** BEGIN TEXT SEGMENT **
Van Dyke Guilty of 2nd Degree Murder, Aggravated Assault
Chicago Police Officer Jason Van Dyke was found guilty Friday of 2nd degree murder, along with 16 counts of aggravated assault—one for each shot he fired at Laquan McDonald.
Initial reports from police, along with testimony from Van Dyke, alleged that McDonald, who appeared “crazed,” lunged at the officer. After a 13-month battle initiated by community activists and journalists, police dashcam footage was released, which showed McDonald walking away as Van Dyke unloaded a full clip into the teen. The release of the footage sparked a wave of outrage and protest along with calls for more police accountability.
The second degree murder conviction meant the jury first found Van Dyke guilty of first degree murder, but a mitigating factor caused them to drop the decision to second degree murder. The judge told jurors ahead of deliberation last week the second degree charge was available, if the jury thought Van Dyke believed his life was in danger but the belief was unreasonable. He was also acquitted of official misconduct. (Chicago Sun Times)
“I’m thanking God for our family,” Rev. Marvin Hunter, the great uncle of Laquan McDonald, told reporters in an afternoon press conference at a church that took place as demonstrations continued downtown. “This is not just a victory for the Hunter family. This is a victory for families all across the country.”
On Friday afternoon, a few hundred Chicagoans—many of them community activists who’ve spent four years organizing and campaigning for justice for Laquan McDonald and police accountability since the shooting occurred in 2014—gathered in front of City Hall to watch the verdict.
“We’ve got something to celebrate,” said Frank Chapman of the Chicago Alliance Against Racist and Political Repression. “This is a great day for the movement, but it’s not the last day. This is the beginning of the changes that we’ve needed in this city for a long, long time.”
Gubernatorial Candidates to Debate Twice This Week
Illinois Republican Governor Bruce Rauner will verbally spar for a third time on Tuesday with his Democratic opponent, billionaire J.B. Pritzker. The debate, which will be in front of the Chicago Sun-Times editorial board, comes after two fiery but ultimately predictable televised debates that featured mostly mudslinging and boilerplate talking points from both candidates.
** END TEXT SEGMENT **
** BEGIN RECORDS FOR THE EXERCISE **
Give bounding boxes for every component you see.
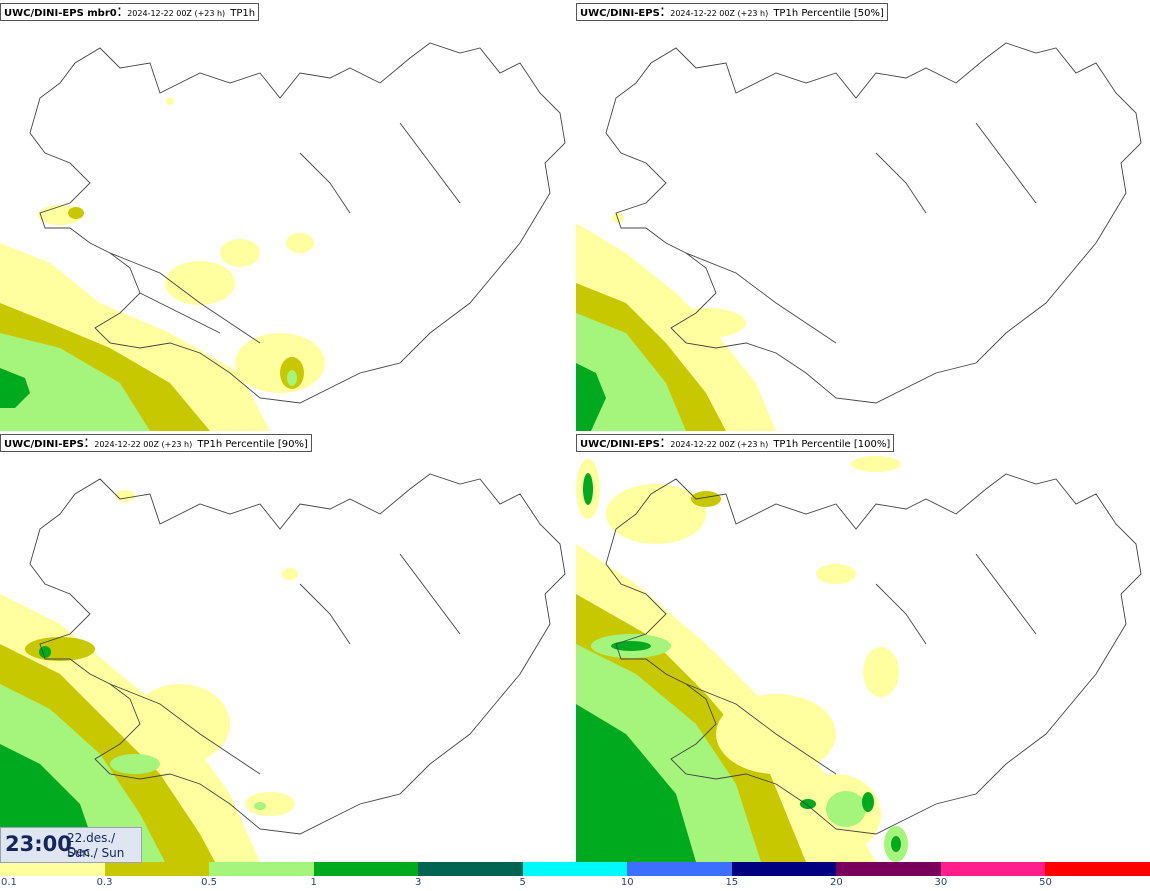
valid-hour: 23:00 — [5, 832, 72, 856]
colorbar-tick-label: 15 — [725, 877, 739, 888]
colorbar-tick-label: 0.5 — [201, 877, 218, 888]
colorbar-ticks: 0.1 0.3 0.5 1 3 5 10 15 20 30 50 — [0, 877, 1150, 891]
colorbar-swatch — [104, 862, 210, 876]
map-panel-member0: UWC/DINI-EPS mbr0: 2024-12-22 00Z (+23 h… — [0, 3, 574, 431]
colorbar-tick-label: 3 — [414, 877, 422, 888]
colorbar-tick-label: 5 — [519, 877, 526, 888]
map-panel-p50: UWC/DINI-EPS: 2024-12-22 00Z (+23 h) TP1… — [576, 3, 1150, 431]
colorbar-swatch — [313, 862, 419, 876]
iceland-outline-group — [605, 473, 1142, 835]
colorbar-swatch — [418, 862, 523, 876]
map-panel-p100: UWC/DINI-EPS: 2024-12-22 00Z (+23 h) TP1… — [576, 434, 1150, 862]
iceland-outline — [29, 42, 566, 404]
valid-time-box: 23:00 22.des./ Dec Sun./ Sun — [0, 827, 142, 863]
colorbar-tick-label: 50 — [1039, 877, 1052, 888]
precip-colorbar — [0, 862, 1150, 876]
colorbar-swatch — [836, 862, 941, 876]
precip-map — [0, 434, 574, 862]
iceland-outline — [605, 473, 1142, 835]
valid-date: 22.des./ Dec — [67, 831, 116, 859]
colorbar-swatch — [1045, 862, 1150, 876]
valid-day: Sun./ Sun — [67, 846, 125, 860]
map-panel-p90: UWC/DINI-EPS: 2024-12-22 00Z (+23 h) TP1… — [0, 434, 574, 862]
iceland-outline — [29, 473, 566, 835]
colorbar-swatch — [522, 862, 628, 876]
panel-title: UWC/DINI-EPS: 2024-12-22 00Z (+23 h) TP1… — [0, 434, 312, 452]
colorbar-tick-label: 30 — [934, 877, 948, 888]
precip-map — [576, 434, 1150, 862]
iceland-outline-group — [29, 473, 566, 835]
panel-title: UWC/DINI-EPS mbr0: 2024-12-22 00Z (+23 h… — [0, 3, 260, 21]
colorbar-tick-label: 10 — [620, 877, 634, 888]
colorbar-tick-label: 0.1 — [1, 877, 17, 888]
panel-title: UWC/DINI-EPS: 2024-12-22 00Z (+23 h) TP1… — [576, 3, 888, 21]
colorbar-tick-label: 0.3 — [96, 877, 113, 888]
panel-title: UWC/DINI-EPS: 2024-12-22 00Z (+23 h) TP1… — [576, 434, 895, 452]
iceland-outline — [605, 42, 1142, 404]
colorbar-swatch — [940, 862, 1046, 876]
colorbar-tick-label: 1 — [310, 877, 317, 888]
precip-map — [0, 3, 574, 431]
precip-map — [576, 3, 1150, 431]
colorbar-tick-label: 20 — [829, 877, 843, 888]
colorbar-swatch — [0, 862, 105, 876]
iceland-outline-group — [29, 42, 566, 404]
colorbar-swatch — [731, 862, 837, 876]
colorbar-swatch — [627, 862, 732, 876]
colorbar-swatch — [209, 862, 314, 876]
iceland-outline-group — [605, 42, 1142, 404]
** END RECORDS FOR THE EXERCISE **
● TO BE DONE:
1. According to the news article, of how many counts of aggravated assault was Jason Van Dyke found guilty?
2. Give only the number of lines in the entries that contain the string "group".

● LIST OF SOLUTIONS:
1. 16 counts, one for each shot he fired at Laquan McDonald.

2. 4